(Figure collection entries)
☆ ☆ ☆ ☆
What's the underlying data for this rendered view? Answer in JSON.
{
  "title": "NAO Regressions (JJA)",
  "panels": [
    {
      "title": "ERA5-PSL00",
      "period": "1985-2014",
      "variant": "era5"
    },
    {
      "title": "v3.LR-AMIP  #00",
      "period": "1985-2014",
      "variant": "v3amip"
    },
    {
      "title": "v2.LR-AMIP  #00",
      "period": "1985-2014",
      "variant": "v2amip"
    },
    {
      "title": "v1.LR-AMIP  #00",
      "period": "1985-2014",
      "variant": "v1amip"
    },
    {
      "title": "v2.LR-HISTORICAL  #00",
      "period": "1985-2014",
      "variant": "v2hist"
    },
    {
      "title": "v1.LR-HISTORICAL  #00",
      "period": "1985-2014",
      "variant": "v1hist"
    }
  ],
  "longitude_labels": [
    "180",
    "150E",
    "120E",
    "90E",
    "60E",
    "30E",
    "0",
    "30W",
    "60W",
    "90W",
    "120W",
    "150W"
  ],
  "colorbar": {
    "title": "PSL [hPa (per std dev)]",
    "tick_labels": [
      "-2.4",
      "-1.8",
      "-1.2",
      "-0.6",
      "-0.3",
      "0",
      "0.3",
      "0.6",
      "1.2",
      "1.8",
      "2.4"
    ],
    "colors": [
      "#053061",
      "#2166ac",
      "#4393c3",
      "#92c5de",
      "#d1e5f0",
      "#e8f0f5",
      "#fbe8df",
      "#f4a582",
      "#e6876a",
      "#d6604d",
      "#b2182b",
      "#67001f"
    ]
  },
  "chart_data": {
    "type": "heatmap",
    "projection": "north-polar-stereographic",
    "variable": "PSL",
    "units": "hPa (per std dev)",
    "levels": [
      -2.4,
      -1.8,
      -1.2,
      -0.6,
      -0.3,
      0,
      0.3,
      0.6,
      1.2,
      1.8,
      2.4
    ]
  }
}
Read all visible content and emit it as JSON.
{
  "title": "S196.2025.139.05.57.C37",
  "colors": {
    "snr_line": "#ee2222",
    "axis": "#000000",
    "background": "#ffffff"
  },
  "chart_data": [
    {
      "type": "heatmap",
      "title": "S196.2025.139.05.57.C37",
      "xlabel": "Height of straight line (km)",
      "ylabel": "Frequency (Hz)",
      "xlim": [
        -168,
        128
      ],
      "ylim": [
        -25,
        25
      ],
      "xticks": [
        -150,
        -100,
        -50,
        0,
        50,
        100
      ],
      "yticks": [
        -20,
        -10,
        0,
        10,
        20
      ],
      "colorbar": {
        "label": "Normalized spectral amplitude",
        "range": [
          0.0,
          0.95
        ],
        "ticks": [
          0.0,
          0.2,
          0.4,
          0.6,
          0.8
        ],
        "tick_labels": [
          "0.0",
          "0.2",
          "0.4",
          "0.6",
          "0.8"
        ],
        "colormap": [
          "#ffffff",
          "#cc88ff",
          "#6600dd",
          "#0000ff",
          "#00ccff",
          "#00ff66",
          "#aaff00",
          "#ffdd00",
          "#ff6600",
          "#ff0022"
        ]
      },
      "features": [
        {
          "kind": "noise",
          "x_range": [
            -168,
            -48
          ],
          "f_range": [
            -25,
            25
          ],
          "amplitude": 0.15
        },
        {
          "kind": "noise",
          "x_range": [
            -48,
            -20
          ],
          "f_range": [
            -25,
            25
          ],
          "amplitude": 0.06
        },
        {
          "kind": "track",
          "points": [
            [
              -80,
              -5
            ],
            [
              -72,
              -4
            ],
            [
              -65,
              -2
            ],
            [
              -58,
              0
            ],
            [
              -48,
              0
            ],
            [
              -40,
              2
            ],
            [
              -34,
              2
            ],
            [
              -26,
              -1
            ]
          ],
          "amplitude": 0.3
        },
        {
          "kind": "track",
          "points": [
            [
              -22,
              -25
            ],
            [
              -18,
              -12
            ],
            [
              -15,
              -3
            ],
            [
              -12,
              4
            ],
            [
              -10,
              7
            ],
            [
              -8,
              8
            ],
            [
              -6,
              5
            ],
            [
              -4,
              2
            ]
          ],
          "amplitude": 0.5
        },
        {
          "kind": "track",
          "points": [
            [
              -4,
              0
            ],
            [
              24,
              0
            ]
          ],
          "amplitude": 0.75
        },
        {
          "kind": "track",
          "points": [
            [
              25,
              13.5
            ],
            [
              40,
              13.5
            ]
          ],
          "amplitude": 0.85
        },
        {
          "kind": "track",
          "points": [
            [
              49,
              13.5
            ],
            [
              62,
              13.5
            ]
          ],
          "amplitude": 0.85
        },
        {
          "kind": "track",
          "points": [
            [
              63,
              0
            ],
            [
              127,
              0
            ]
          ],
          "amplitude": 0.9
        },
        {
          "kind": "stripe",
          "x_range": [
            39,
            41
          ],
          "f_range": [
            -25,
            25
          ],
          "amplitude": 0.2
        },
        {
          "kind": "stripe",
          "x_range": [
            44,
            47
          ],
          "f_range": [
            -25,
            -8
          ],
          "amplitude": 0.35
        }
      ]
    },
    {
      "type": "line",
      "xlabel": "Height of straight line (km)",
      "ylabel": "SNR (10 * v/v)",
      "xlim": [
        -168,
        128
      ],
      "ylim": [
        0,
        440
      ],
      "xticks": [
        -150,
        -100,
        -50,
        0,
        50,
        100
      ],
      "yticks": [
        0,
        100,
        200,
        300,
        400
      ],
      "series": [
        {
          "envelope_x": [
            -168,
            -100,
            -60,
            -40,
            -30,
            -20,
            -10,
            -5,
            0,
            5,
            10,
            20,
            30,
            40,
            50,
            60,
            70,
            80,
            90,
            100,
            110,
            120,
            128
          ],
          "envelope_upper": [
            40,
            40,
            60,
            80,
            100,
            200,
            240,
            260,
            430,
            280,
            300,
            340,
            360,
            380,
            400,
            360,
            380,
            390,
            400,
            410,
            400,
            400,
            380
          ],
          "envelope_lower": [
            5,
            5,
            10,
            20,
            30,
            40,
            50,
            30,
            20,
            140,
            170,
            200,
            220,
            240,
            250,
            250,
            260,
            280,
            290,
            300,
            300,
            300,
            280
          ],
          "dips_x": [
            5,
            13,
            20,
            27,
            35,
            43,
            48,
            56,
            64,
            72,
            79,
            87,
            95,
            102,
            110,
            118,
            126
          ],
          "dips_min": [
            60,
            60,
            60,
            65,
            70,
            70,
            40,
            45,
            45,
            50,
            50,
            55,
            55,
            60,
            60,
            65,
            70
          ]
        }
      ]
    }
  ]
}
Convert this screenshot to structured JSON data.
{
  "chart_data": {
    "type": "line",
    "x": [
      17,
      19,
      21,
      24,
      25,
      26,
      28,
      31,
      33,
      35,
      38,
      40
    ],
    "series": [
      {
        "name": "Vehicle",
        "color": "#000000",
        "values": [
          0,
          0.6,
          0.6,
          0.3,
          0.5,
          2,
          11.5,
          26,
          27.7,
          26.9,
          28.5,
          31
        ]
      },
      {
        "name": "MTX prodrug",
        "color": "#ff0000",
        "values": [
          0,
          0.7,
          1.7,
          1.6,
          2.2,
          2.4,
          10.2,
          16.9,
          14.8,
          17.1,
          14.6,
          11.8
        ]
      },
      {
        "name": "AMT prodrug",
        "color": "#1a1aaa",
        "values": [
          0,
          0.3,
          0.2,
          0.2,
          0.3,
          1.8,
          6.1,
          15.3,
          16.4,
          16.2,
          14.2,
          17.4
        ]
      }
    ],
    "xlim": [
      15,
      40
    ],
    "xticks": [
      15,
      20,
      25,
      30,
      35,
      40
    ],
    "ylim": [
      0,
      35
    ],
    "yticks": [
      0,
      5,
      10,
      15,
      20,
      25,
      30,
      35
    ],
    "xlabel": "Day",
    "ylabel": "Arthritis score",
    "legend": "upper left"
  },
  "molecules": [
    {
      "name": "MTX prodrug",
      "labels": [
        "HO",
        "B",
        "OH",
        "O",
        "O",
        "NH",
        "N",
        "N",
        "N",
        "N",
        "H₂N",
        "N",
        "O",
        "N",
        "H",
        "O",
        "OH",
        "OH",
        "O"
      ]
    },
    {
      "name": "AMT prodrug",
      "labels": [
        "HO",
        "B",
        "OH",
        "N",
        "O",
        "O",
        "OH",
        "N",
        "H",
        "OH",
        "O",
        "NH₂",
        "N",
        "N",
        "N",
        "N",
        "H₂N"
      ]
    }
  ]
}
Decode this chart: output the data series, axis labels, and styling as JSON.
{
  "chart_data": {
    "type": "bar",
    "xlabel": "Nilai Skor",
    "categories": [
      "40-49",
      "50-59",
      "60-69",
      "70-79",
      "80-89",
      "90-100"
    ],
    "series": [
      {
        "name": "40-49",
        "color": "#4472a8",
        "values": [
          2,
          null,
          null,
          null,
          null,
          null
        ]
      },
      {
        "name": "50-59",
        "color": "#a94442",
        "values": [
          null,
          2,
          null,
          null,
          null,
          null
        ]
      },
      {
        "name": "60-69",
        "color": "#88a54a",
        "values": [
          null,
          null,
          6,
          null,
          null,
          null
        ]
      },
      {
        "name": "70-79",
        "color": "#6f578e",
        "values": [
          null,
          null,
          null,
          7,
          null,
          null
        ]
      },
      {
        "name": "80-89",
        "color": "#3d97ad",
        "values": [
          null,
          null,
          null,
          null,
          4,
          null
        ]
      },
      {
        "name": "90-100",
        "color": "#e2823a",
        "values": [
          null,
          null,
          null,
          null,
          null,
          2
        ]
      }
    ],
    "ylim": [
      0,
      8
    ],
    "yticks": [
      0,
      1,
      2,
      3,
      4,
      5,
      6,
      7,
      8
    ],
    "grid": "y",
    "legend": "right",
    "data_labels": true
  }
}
☆ ☆ ☆ ☆
§ Set task
In the records above, collect each line with "name".

§ Output of the task
        "name": "Vehicle",
        "name": "MTX prodrug",
        "name": "AMT prodrug",
      "name": "MTX prodrug",
      "name": "AMT prodrug",
        "name": "40-49",
        "name": "50-59",
        "name": "60-69",
        "name": "70-79",
        "name": "80-89",
        "name": "90-100",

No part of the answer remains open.